Prompt:
Write out the material exactly. Do not include the pictures.

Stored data
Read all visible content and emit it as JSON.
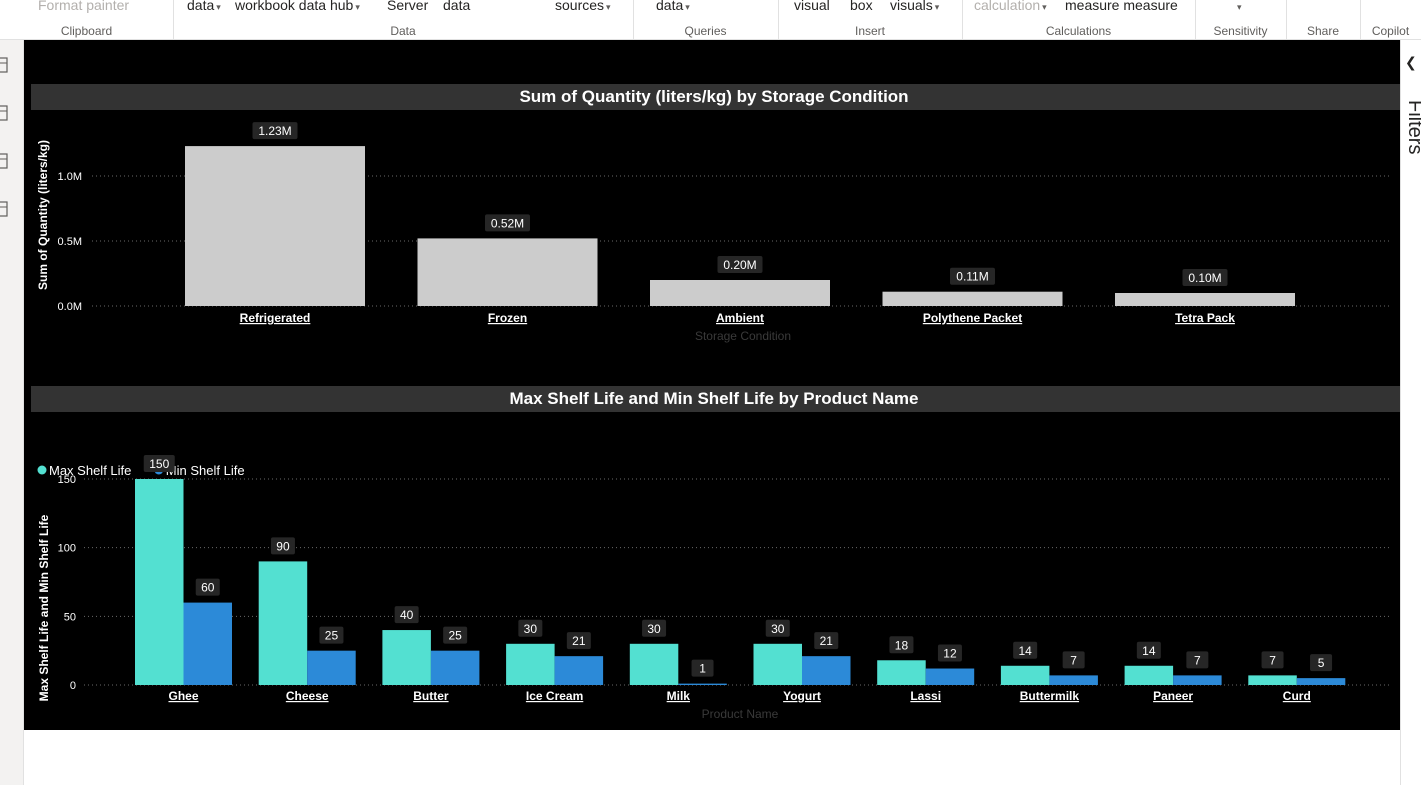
{
  "ribbon": {
    "groups": [
      {
        "label": "Clipboard",
        "buttons": [
          {
            "text": "Format painter",
            "disabled": true,
            "caret": false
          }
        ]
      },
      {
        "label": "Data",
        "buttons": [
          {
            "text": "data",
            "caret": true
          },
          {
            "text": "workbook data hub",
            "caret": true
          },
          {
            "text": "Server",
            "caret": false
          },
          {
            "text": "data",
            "caret": false
          },
          {
            "text": "sources",
            "caret": true
          }
        ]
      },
      {
        "label": "Queries",
        "buttons": [
          {
            "text": "data",
            "caret": true
          }
        ]
      },
      {
        "label": "Insert",
        "buttons": [
          {
            "text": "visual",
            "caret": false
          },
          {
            "text": "box",
            "caret": false
          },
          {
            "text": "visuals",
            "caret": true
          }
        ]
      },
      {
        "label": "Calculations",
        "buttons": [
          {
            "text": "calculation",
            "disabled": true,
            "caret": true
          },
          {
            "text": "measure measure",
            "caret": false
          }
        ]
      },
      {
        "label": "Sensitivity",
        "buttons": [
          {
            "text": "",
            "caret": true
          }
        ]
      },
      {
        "label": "Share",
        "buttons": []
      },
      {
        "label": "Copilot",
        "buttons": []
      }
    ]
  },
  "left_nav": {
    "icons": [
      "report-view-icon",
      "table-view-icon",
      "model-view-icon",
      "dax-query-icon"
    ]
  },
  "filters_pane": {
    "label": "Filters",
    "collapse_icon": "chevron-left-icon"
  },
  "colors": {
    "page_bg": "#000000",
    "title_bar": "#333333",
    "bar_grey": "#cccccc",
    "series_max": "#53e0d1",
    "series_min": "#2c8ad8",
    "axis_text": "#ffffff",
    "axis_title_muted": "#3a3a3a"
  },
  "chart_data": [
    {
      "type": "bar",
      "title": "Sum of Quantity (liters/kg) by Storage Condition",
      "xlabel": "Storage Condition",
      "ylabel": "Sum of Quantity (liters/kg)",
      "categories": [
        "Refrigerated",
        "Frozen",
        "Ambient",
        "Polythene Packet",
        "Tetra Pack"
      ],
      "values": [
        1230000,
        520000,
        200000,
        110000,
        100000
      ],
      "data_labels": [
        "1.23M",
        "0.52M",
        "0.20M",
        "0.11M",
        "0.10M"
      ],
      "yticks": [
        0,
        500000,
        1000000
      ],
      "ytick_labels": [
        "0.0M",
        "0.5M",
        "1.0M"
      ],
      "ylim": [
        0,
        1230000
      ],
      "grid": true
    },
    {
      "type": "bar",
      "title": "Max Shelf Life and Min Shelf Life by Product Name",
      "xlabel": "Product Name",
      "ylabel": "Max Shelf Life and Min Shelf Life",
      "categories": [
        "Ghee",
        "Cheese",
        "Butter",
        "Ice Cream",
        "Milk",
        "Yogurt",
        "Lassi",
        "Buttermilk",
        "Paneer",
        "Curd"
      ],
      "series": [
        {
          "name": "Max Shelf Life",
          "values": [
            150,
            90,
            40,
            30,
            30,
            30,
            18,
            14,
            14,
            7
          ]
        },
        {
          "name": "Min Shelf Life",
          "values": [
            60,
            25,
            25,
            21,
            1,
            21,
            12,
            7,
            7,
            5
          ]
        }
      ],
      "yticks": [
        0,
        50,
        100,
        150
      ],
      "ylim": [
        0,
        150
      ],
      "legend": "top-left",
      "grid": true
    }
  ]
}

Response to this task:
Read all visible content and emit it as JSON.
{
  "ribbon": {
    "groups": [
      {
        "label": "Clipboard",
        "buttons": [
          {
            "text": "Format painter",
            "disabled": true,
            "caret": false
          }
        ]
      },
      {
        "label": "Data",
        "buttons": [
          {
            "text": "data",
            "caret": true
          },
          {
            "text": "workbook data hub",
            "caret": true
          },
          {
            "text": "Server",
            "caret": false
          },
          {
            "text": "data",
            "caret": false
          },
          {
            "text": "sources",
            "caret": true
          }
        ]
      },
      {
        "label": "Queries",
        "buttons": [
          {
            "text": "data",
            "caret": true
          }
        ]
      },
      {
        "label": "Insert",
        "buttons": [
          {
            "text": "visual",
            "caret": false
          },
          {
            "text": "box",
            "caret": false
          },
          {
            "text": "visuals",
            "caret": true
          }
        ]
      },
      {
        "label": "Calculations",
        "buttons": [
          {
            "text": "calculation",
            "disabled": true,
            "caret": true
          },
          {
            "text": "measure measure",
            "caret": false
          }
        ]
      },
      {
        "label": "Sensitivity",
        "buttons": [
          {
            "text": "",
            "caret": true
          }
        ]
      },
      {
        "label": "Share",
        "buttons": []
      },
      {
        "label": "Copilot",
        "buttons": []
      }
    ]
  },
  "left_nav": {
    "icons": [
      "report-view-icon",
      "table-view-icon",
      "model-view-icon",
      "dax-query-icon"
    ]
  },
  "filters_pane": {
    "label": "Filters",
    "collapse_icon": "chevron-left-icon"
  },
  "colors": {
    "page_bg": "#000000",
    "title_bar": "#333333",
    "bar_grey": "#cccccc",
    "series_max": "#53e0d1",
    "series_min": "#2c8ad8",
    "axis_text": "#ffffff",
    "axis_title_muted": "#3a3a3a"
  },
  "chart_data": [
    {
      "type": "bar",
      "title": "Sum of Quantity (liters/kg) by Storage Condition",
      "xlabel": "Storage Condition",
      "ylabel": "Sum of Quantity (liters/kg)",
      "categories": [
        "Refrigerated",
        "Frozen",
        "Ambient",
        "Polythene Packet",
        "Tetra Pack"
      ],
      "values": [
        1230000,
        520000,
        200000,
        110000,
        100000
      ],
      "data_labels": [
        "1.23M",
        "0.52M",
        "0.20M",
        "0.11M",
        "0.10M"
      ],
      "yticks": [
        0,
        500000,
        1000000
      ],
      "ytick_labels": [
        "0.0M",
        "0.5M",
        "1.0M"
      ],
      "ylim": [
        0,
        1230000
      ],
      "grid": true
    },
    {
      "type": "bar",
      "title": "Max Shelf Life and Min Shelf Life by Product Name",
      "xlabel": "Product Name",
      "ylabel": "Max Shelf Life and Min Shelf Life",
      "categories": [
        "Ghee",
        "Cheese",
        "Butter",
        "Ice Cream",
        "Milk",
        "Yogurt",
        "Lassi",
        "Buttermilk",
        "Paneer",
        "Curd"
      ],
      "series": [
        {
          "name": "Max Shelf Life",
          "values": [
            150,
            90,
            40,
            30,
            30,
            30,
            18,
            14,
            14,
            7
          ]
        },
        {
          "name": "Min Shelf Life",
          "values": [
            60,
            25,
            25,
            21,
            1,
            21,
            12,
            7,
            7,
            5
          ]
        }
      ],
      "yticks": [
        0,
        50,
        100,
        150
      ],
      "ylim": [
        0,
        150
      ],
      "legend": "top-left",
      "grid": true
    }
  ]
}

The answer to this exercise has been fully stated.